- SET TASK -
Repeat the whole listing below, word for word.

─── RECORDS TO PROCESS

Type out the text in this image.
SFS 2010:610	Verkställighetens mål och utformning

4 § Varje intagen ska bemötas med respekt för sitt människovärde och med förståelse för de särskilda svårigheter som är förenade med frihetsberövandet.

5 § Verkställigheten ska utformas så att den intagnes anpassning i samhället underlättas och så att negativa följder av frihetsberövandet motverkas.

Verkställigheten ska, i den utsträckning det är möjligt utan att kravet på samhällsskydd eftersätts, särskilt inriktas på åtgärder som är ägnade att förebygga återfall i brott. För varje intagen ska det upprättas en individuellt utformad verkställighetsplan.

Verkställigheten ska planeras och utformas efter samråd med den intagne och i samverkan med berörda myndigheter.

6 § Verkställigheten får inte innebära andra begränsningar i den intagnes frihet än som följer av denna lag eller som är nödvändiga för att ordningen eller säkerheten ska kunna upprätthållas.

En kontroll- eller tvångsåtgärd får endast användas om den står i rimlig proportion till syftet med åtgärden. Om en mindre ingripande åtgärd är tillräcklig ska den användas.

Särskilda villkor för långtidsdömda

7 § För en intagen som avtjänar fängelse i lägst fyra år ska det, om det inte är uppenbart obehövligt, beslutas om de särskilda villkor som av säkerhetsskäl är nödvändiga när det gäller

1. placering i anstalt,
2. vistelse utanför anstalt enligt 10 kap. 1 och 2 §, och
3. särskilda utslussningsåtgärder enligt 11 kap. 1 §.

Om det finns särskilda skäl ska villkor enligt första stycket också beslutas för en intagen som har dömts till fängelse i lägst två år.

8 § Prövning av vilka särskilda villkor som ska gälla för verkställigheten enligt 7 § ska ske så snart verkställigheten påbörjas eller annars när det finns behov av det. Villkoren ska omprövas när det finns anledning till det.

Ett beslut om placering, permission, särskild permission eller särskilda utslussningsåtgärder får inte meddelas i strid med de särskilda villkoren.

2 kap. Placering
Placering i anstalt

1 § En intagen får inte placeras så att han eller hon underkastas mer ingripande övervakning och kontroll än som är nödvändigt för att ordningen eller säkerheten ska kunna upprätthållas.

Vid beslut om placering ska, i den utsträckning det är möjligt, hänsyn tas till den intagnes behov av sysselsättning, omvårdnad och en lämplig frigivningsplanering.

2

──────

- TASK SOLUTION -
Type out the text in this image.
SFS 2010:610	Verkställighetens mål och utformning

4 § Varje intagen ska bemötas med respekt för sitt människovärde och med förståelse för de särskilda svårigheter som är förenade med frihetsberövandet.

5 § Verkställigheten ska utformas så att den intagnes anpassning i samhället underlättas och så att negativa följder av frihetsberövandet motverkas.

Verkställigheten ska, i den utsträckning det är möjligt utan att kravet på samhällsskydd eftersätts, särskilt inriktas på åtgärder som är ägnade att förebygga återfall i brott. För varje intagen ska det upprättas en individuellt utformad verkställighetsplan.

Verkställigheten ska planeras och utformas efter samråd med den intagne och i samverkan med berörda myndigheter.

6 § Verkställigheten får inte innebära andra begränsningar i den intagnes frihet än som följer av denna lag eller som är nödvändiga för att ordningen eller säkerheten ska kunna upprätthållas.

En kontroll- eller tvångsåtgärd får endast användas om den står i rimlig proportion till syftet med åtgärden. Om en mindre ingripande åtgärd är tillräcklig ska den användas.

Särskilda villkor för långtidsdömda

7 § För en intagen som avtjänar fängelse i lägst fyra år ska det, om det inte är uppenbart obehövligt, beslutas om de särskilda villkor som av säkerhetsskäl är nödvändiga när det gäller

1. placering i anstalt,
2. vistelse utanför anstalt enligt 10 kap. 1 och 2 §, och
3. särskilda utslussningsåtgärder enligt 11 kap. 1 §.

Om det finns särskilda skäl ska villkor enligt första stycket också beslutas för en intagen som har dömts till fängelse i lägst två år.

8 § Prövning av vilka särskilda villkor som ska gälla för verkställigheten enligt 7 § ska ske så snart verkställigheten påbörjas eller annars när det finns behov av det. Villkoren ska omprövas när det finns anledning till det.

Ett beslut om placering, permission, särskild permission eller särskilda utslussningsåtgärder får inte meddelas i strid med de särskilda villkoren.

2 kap. Placering
Placering i anstalt

1 § En intagen får inte placeras så att han eller hon underkastas mer ingripande övervakning och kontroll än som är nödvändigt för att ordningen eller säkerheten ska kunna upprätthållas.

Vid beslut om placering ska, i den utsträckning det är möjligt, hänsyn tas till den intagnes behov av sysselsättning, omvårdnad och en lämplig frigivningsplanering.

2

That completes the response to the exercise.